**TASK BRIEF**.
Each entry below must be repeated exactly, with pictures left out.

**DATA TO USE**.
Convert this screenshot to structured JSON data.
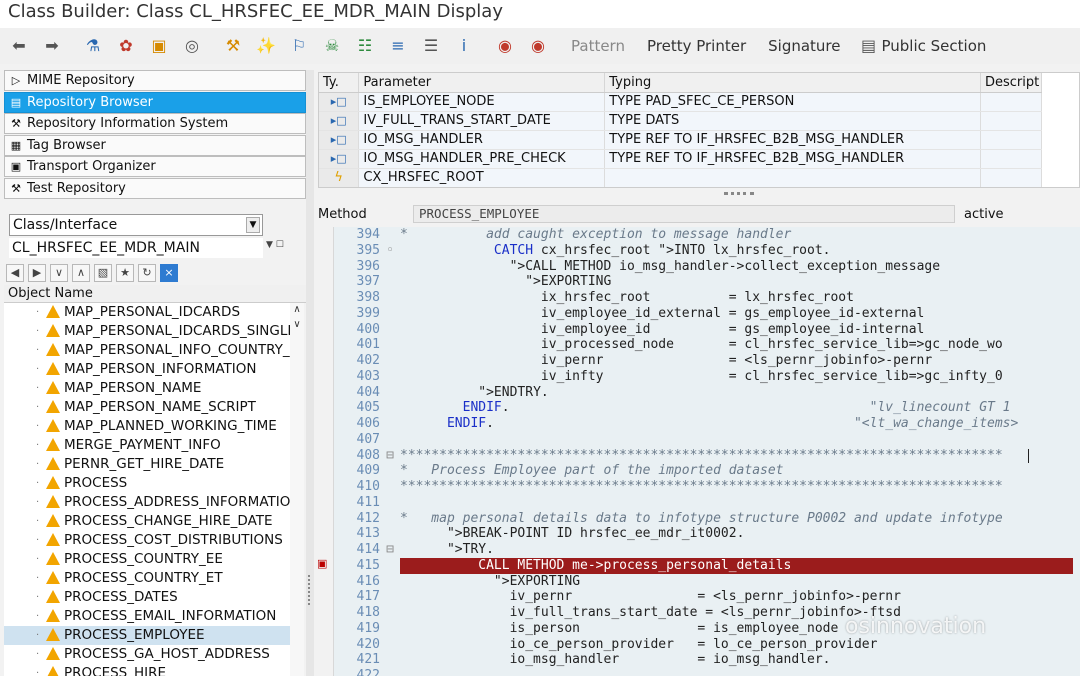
{
  "window": {
    "title": "Class Builder: Class CL_HRSFEC_EE_MDR_MAIN Display"
  },
  "toolbar": {
    "buttons": [
      {
        "name": "back",
        "glyph": "⬅"
      },
      {
        "name": "forward",
        "glyph": "➡"
      },
      {
        "name": "other-object",
        "glyph": "⚗"
      },
      {
        "name": "display-change",
        "glyph": "✿"
      },
      {
        "name": "active-inactive",
        "glyph": "▣"
      },
      {
        "name": "where-used",
        "glyph": "◎"
      },
      {
        "name": "object-list",
        "glyph": "⚒"
      },
      {
        "name": "check",
        "glyph": "✨"
      },
      {
        "name": "activate",
        "glyph": "⚐"
      },
      {
        "name": "test",
        "glyph": "☠"
      },
      {
        "name": "hierarchy",
        "glyph": "☷"
      },
      {
        "name": "display-list",
        "glyph": "≡"
      },
      {
        "name": "documentation",
        "glyph": "☰"
      },
      {
        "name": "info",
        "glyph": "i"
      },
      {
        "name": "set-breakpoint",
        "glyph": "◉"
      },
      {
        "name": "watchpoint",
        "glyph": "◉"
      }
    ],
    "pattern": "Pattern",
    "pretty_printer": "Pretty Printer",
    "signature": "Signature",
    "public_section": "Public Section"
  },
  "nav": [
    {
      "label": "MIME Repository",
      "icon": "▷",
      "active": false
    },
    {
      "label": "Repository Browser",
      "icon": "▤",
      "active": true
    },
    {
      "label": "Repository Information System",
      "icon": "⚒",
      "active": false
    },
    {
      "label": "Tag Browser",
      "icon": "▦",
      "active": false
    },
    {
      "label": "Transport Organizer",
      "icon": "▣",
      "active": false
    },
    {
      "label": "Test Repository",
      "icon": "⚒",
      "active": false
    }
  ],
  "object": {
    "type": "Class/Interface",
    "name": "CL_HRSFEC_EE_MDR_MAIN"
  },
  "tree": {
    "header": "Object Name",
    "items": [
      "MAP_PERSONAL_IDCARDS",
      "MAP_PERSONAL_IDCARDS_SINGLE",
      "MAP_PERSONAL_INFO_COUNTRY_FL",
      "MAP_PERSON_INFORMATION",
      "MAP_PERSON_NAME",
      "MAP_PERSON_NAME_SCRIPT",
      "MAP_PLANNED_WORKING_TIME",
      "MERGE_PAYMENT_INFO",
      "PERNR_GET_HIRE_DATE",
      "PROCESS",
      "PROCESS_ADDRESS_INFORMATION",
      "PROCESS_CHANGE_HIRE_DATE",
      "PROCESS_COST_DISTRIBUTIONS",
      "PROCESS_COUNTRY_EE",
      "PROCESS_COUNTRY_ET",
      "PROCESS_DATES",
      "PROCESS_EMAIL_INFORMATION",
      "PROCESS_EMPLOYEE",
      "PROCESS_GA_HOST_ADDRESS",
      "PROCESS_HIRE"
    ],
    "selected_index": 17
  },
  "params": {
    "headers": {
      "ty": "Ty.",
      "parameter": "Parameter",
      "typing": "Typing",
      "descript": "Descript"
    },
    "rows": [
      {
        "ty": "▸□",
        "parameter": "IS_EMPLOYEE_NODE",
        "typing": "TYPE PAD_SFEC_CE_PERSON",
        "kind": "import"
      },
      {
        "ty": "▸□",
        "parameter": "IV_FULL_TRANS_START_DATE",
        "typing": "TYPE DATS",
        "kind": "import"
      },
      {
        "ty": "▸□",
        "parameter": "IO_MSG_HANDLER",
        "typing": "TYPE REF TO IF_HRSFEC_B2B_MSG_HANDLER",
        "kind": "import"
      },
      {
        "ty": "▸□",
        "parameter": "IO_MSG_HANDLER_PRE_CHECK",
        "typing": "TYPE REF TO IF_HRSFEC_B2B_MSG_HANDLER",
        "kind": "import"
      },
      {
        "ty": "ϟ",
        "parameter": "CX_HRSFEC_ROOT",
        "typing": "",
        "kind": "exception"
      }
    ]
  },
  "method": {
    "label": "Method",
    "name": "PROCESS_EMPLOYEE",
    "status": "active"
  },
  "code": {
    "highlight_line": 415,
    "lines": [
      {
        "n": "394",
        "f": "",
        "t": "*          add caught exception to message handler",
        "style": "c"
      },
      {
        "n": "395",
        "f": "◦",
        "t": "            CATCH cx_hrsfec_root INTO lx_hrsfec_root.",
        "style": ""
      },
      {
        "n": "396",
        "f": "",
        "t": "              CALL METHOD io_msg_handler->collect_exception_message",
        "style": ""
      },
      {
        "n": "397",
        "f": "",
        "t": "                EXPORTING",
        "style": ""
      },
      {
        "n": "398",
        "f": "",
        "t": "                  ix_hrsfec_root          = lx_hrsfec_root",
        "style": ""
      },
      {
        "n": "399",
        "f": "",
        "t": "                  iv_employee_id_external = gs_employee_id-external",
        "style": ""
      },
      {
        "n": "400",
        "f": "",
        "t": "                  iv_employee_id          = gs_employee_id-internal",
        "style": ""
      },
      {
        "n": "401",
        "f": "",
        "t": "                  iv_processed_node       = cl_hrsfec_service_lib=>gc_node_wo",
        "style": ""
      },
      {
        "n": "402",
        "f": "",
        "t": "                  iv_pernr                = <ls_pernr_jobinfo>-pernr",
        "style": ""
      },
      {
        "n": "403",
        "f": "",
        "t": "                  iv_infty                = cl_hrsfec_service_lib=>gc_infty_0",
        "style": ""
      },
      {
        "n": "404",
        "f": "",
        "t": "          ENDTRY.",
        "style": ""
      },
      {
        "n": "405",
        "f": "",
        "t": "        ENDIF.                                              \"lv_linecount GT 1",
        "style": ""
      },
      {
        "n": "406",
        "f": "",
        "t": "      ENDIF.                                              \"<lt_wa_change_items>",
        "style": ""
      },
      {
        "n": "407",
        "f": "",
        "t": "",
        "style": ""
      },
      {
        "n": "408",
        "f": "⊟",
        "t": "*****************************************************************************",
        "style": "c"
      },
      {
        "n": "409",
        "f": "",
        "t": "*   Process Employee part of the imported dataset",
        "style": "c"
      },
      {
        "n": "410",
        "f": "",
        "t": "*****************************************************************************",
        "style": "c"
      },
      {
        "n": "411",
        "f": "",
        "t": "",
        "style": ""
      },
      {
        "n": "412",
        "f": "",
        "t": "*   map personal details data to infotype structure P0002 and update infotype",
        "style": "c"
      },
      {
        "n": "413",
        "f": "",
        "t": "      BREAK-POINT ID hrsfec_ee_mdr_it0002.",
        "style": ""
      },
      {
        "n": "414",
        "f": "⊟",
        "t": "      TRY.",
        "style": ""
      },
      {
        "n": "415",
        "f": "",
        "t": "          CALL METHOD me->process_personal_details                                    ",
        "style": ""
      },
      {
        "n": "416",
        "f": "",
        "t": "            EXPORTING",
        "style": ""
      },
      {
        "n": "417",
        "f": "",
        "t": "              iv_pernr                = <ls_pernr_jobinfo>-pernr",
        "style": ""
      },
      {
        "n": "418",
        "f": "",
        "t": "              iv_full_trans_start_date = <ls_pernr_jobinfo>-ftsd",
        "style": ""
      },
      {
        "n": "419",
        "f": "",
        "t": "              is_person               = is_employee_node",
        "style": ""
      },
      {
        "n": "420",
        "f": "",
        "t": "              io_ce_person_provider   = lo_ce_person_provider",
        "style": ""
      },
      {
        "n": "421",
        "f": "",
        "t": "              io_msg_handler          = io_msg_handler.",
        "style": ""
      },
      {
        "n": "422",
        "f": "",
        "t": "",
        "style": ""
      }
    ]
  },
  "watermark": "osinnovation"
}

**WRITTEN ANSWER**.
Convert this screenshot to structured JSON data.
{
  "window": {
    "title": "Class Builder: Class CL_HRSFEC_EE_MDR_MAIN Display"
  },
  "toolbar": {
    "buttons": [
      {
        "name": "back",
        "glyph": "⬅"
      },
      {
        "name": "forward",
        "glyph": "➡"
      },
      {
        "name": "other-object",
        "glyph": "⚗"
      },
      {
        "name": "display-change",
        "glyph": "✿"
      },
      {
        "name": "active-inactive",
        "glyph": "▣"
      },
      {
        "name": "where-used",
        "glyph": "◎"
      },
      {
        "name": "object-list",
        "glyph": "⚒"
      },
      {
        "name": "check",
        "glyph": "✨"
      },
      {
        "name": "activate",
        "glyph": "⚐"
      },
      {
        "name": "test",
        "glyph": "☠"
      },
      {
        "name": "hierarchy",
        "glyph": "☷"
      },
      {
        "name": "display-list",
        "glyph": "≡"
      },
      {
        "name": "documentation",
        "glyph": "☰"
      },
      {
        "name": "info",
        "glyph": "i"
      },
      {
        "name": "set-breakpoint",
        "glyph": "◉"
      },
      {
        "name": "watchpoint",
        "glyph": "◉"
      }
    ],
    "pattern": "Pattern",
    "pretty_printer": "Pretty Printer",
    "signature": "Signature",
    "public_section": "Public Section"
  },
  "nav": [
    {
      "label": "MIME Repository",
      "icon": "▷",
      "active": false
    },
    {
      "label": "Repository Browser",
      "icon": "▤",
      "active": true
    },
    {
      "label": "Repository Information System",
      "icon": "⚒",
      "active": false
    },
    {
      "label": "Tag Browser",
      "icon": "▦",
      "active": false
    },
    {
      "label": "Transport Organizer",
      "icon": "▣",
      "active": false
    },
    {
      "label": "Test Repository",
      "icon": "⚒",
      "active": false
    }
  ],
  "object": {
    "type": "Class/Interface",
    "name": "CL_HRSFEC_EE_MDR_MAIN"
  },
  "tree": {
    "header": "Object Name",
    "items": [
      "MAP_PERSONAL_IDCARDS",
      "MAP_PERSONAL_IDCARDS_SINGLE",
      "MAP_PERSONAL_INFO_COUNTRY_FL",
      "MAP_PERSON_INFORMATION",
      "MAP_PERSON_NAME",
      "MAP_PERSON_NAME_SCRIPT",
      "MAP_PLANNED_WORKING_TIME",
      "MERGE_PAYMENT_INFO",
      "PERNR_GET_HIRE_DATE",
      "PROCESS",
      "PROCESS_ADDRESS_INFORMATION",
      "PROCESS_CHANGE_HIRE_DATE",
      "PROCESS_COST_DISTRIBUTIONS",
      "PROCESS_COUNTRY_EE",
      "PROCESS_COUNTRY_ET",
      "PROCESS_DATES",
      "PROCESS_EMAIL_INFORMATION",
      "PROCESS_EMPLOYEE",
      "PROCESS_GA_HOST_ADDRESS",
      "PROCESS_HIRE"
    ],
    "selected_index": 17
  },
  "params": {
    "headers": {
      "ty": "Ty.",
      "parameter": "Parameter",
      "typing": "Typing",
      "descript": "Descript"
    },
    "rows": [
      {
        "ty": "▸□",
        "parameter": "IS_EMPLOYEE_NODE",
        "typing": "TYPE PAD_SFEC_CE_PERSON",
        "kind": "import"
      },
      {
        "ty": "▸□",
        "parameter": "IV_FULL_TRANS_START_DATE",
        "typing": "TYPE DATS",
        "kind": "import"
      },
      {
        "ty": "▸□",
        "parameter": "IO_MSG_HANDLER",
        "typing": "TYPE REF TO IF_HRSFEC_B2B_MSG_HANDLER",
        "kind": "import"
      },
      {
        "ty": "▸□",
        "parameter": "IO_MSG_HANDLER_PRE_CHECK",
        "typing": "TYPE REF TO IF_HRSFEC_B2B_MSG_HANDLER",
        "kind": "import"
      },
      {
        "ty": "ϟ",
        "parameter": "CX_HRSFEC_ROOT",
        "typing": "",
        "kind": "exception"
      }
    ]
  },
  "method": {
    "label": "Method",
    "name": "PROCESS_EMPLOYEE",
    "status": "active"
  },
  "code": {
    "highlight_line": 415,
    "lines": [
      {
        "n": "394",
        "f": "",
        "t": "*          add caught exception to message handler",
        "style": "c"
      },
      {
        "n": "395",
        "f": "◦",
        "t": "            CATCH cx_hrsfec_root INTO lx_hrsfec_root.",
        "style": ""
      },
      {
        "n": "396",
        "f": "",
        "t": "              CALL METHOD io_msg_handler->collect_exception_message",
        "style": ""
      },
      {
        "n": "397",
        "f": "",
        "t": "                EXPORTING",
        "style": ""
      },
      {
        "n": "398",
        "f": "",
        "t": "                  ix_hrsfec_root          = lx_hrsfec_root",
        "style": ""
      },
      {
        "n": "399",
        "f": "",
        "t": "                  iv_employee_id_external = gs_employee_id-external",
        "style": ""
      },
      {
        "n": "400",
        "f": "",
        "t": "                  iv_employee_id          = gs_employee_id-internal",
        "style": ""
      },
      {
        "n": "401",
        "f": "",
        "t": "                  iv_processed_node       = cl_hrsfec_service_lib=>gc_node_wo",
        "style": ""
      },
      {
        "n": "402",
        "f": "",
        "t": "                  iv_pernr                = <ls_pernr_jobinfo>-pernr",
        "style": ""
      },
      {
        "n": "403",
        "f": "",
        "t": "                  iv_infty                = cl_hrsfec_service_lib=>gc_infty_0",
        "style": ""
      },
      {
        "n": "404",
        "f": "",
        "t": "          ENDTRY.",
        "style": ""
      },
      {
        "n": "405",
        "f": "",
        "t": "        ENDIF.                                              \"lv_linecount GT 1",
        "style": ""
      },
      {
        "n": "406",
        "f": "",
        "t": "      ENDIF.                                              \"<lt_wa_change_items>",
        "style": ""
      },
      {
        "n": "407",
        "f": "",
        "t": "",
        "style": ""
      },
      {
        "n": "408",
        "f": "⊟",
        "t": "*****************************************************************************",
        "style": "c"
      },
      {
        "n": "409",
        "f": "",
        "t": "*   Process Employee part of the imported dataset",
        "style": "c"
      },
      {
        "n": "410",
        "f": "",
        "t": "*****************************************************************************",
        "style": "c"
      },
      {
        "n": "411",
        "f": "",
        "t": "",
        "style": ""
      },
      {
        "n": "412",
        "f": "",
        "t": "*   map personal details data to infotype structure P0002 and update infotype",
        "style": "c"
      },
      {
        "n": "413",
        "f": "",
        "t": "      BREAK-POINT ID hrsfec_ee_mdr_it0002.",
        "style": ""
      },
      {
        "n": "414",
        "f": "⊟",
        "t": "      TRY.",
        "style": ""
      },
      {
        "n": "415",
        "f": "",
        "t": "          CALL METHOD me->process_personal_details                                    ",
        "style": ""
      },
      {
        "n": "416",
        "f": "",
        "t": "            EXPORTING",
        "style": ""
      },
      {
        "n": "417",
        "f": "",
        "t": "              iv_pernr                = <ls_pernr_jobinfo>-pernr",
        "style": ""
      },
      {
        "n": "418",
        "f": "",
        "t": "              iv_full_trans_start_date = <ls_pernr_jobinfo>-ftsd",
        "style": ""
      },
      {
        "n": "419",
        "f": "",
        "t": "              is_person               = is_employee_node",
        "style": ""
      },
      {
        "n": "420",
        "f": "",
        "t": "              io_ce_person_provider   = lo_ce_person_provider",
        "style": ""
      },
      {
        "n": "421",
        "f": "",
        "t": "              io_msg_handler          = io_msg_handler.",
        "style": ""
      },
      {
        "n": "422",
        "f": "",
        "t": "",
        "style": ""
      }
    ]
  },
  "watermark": "osinnovation"
}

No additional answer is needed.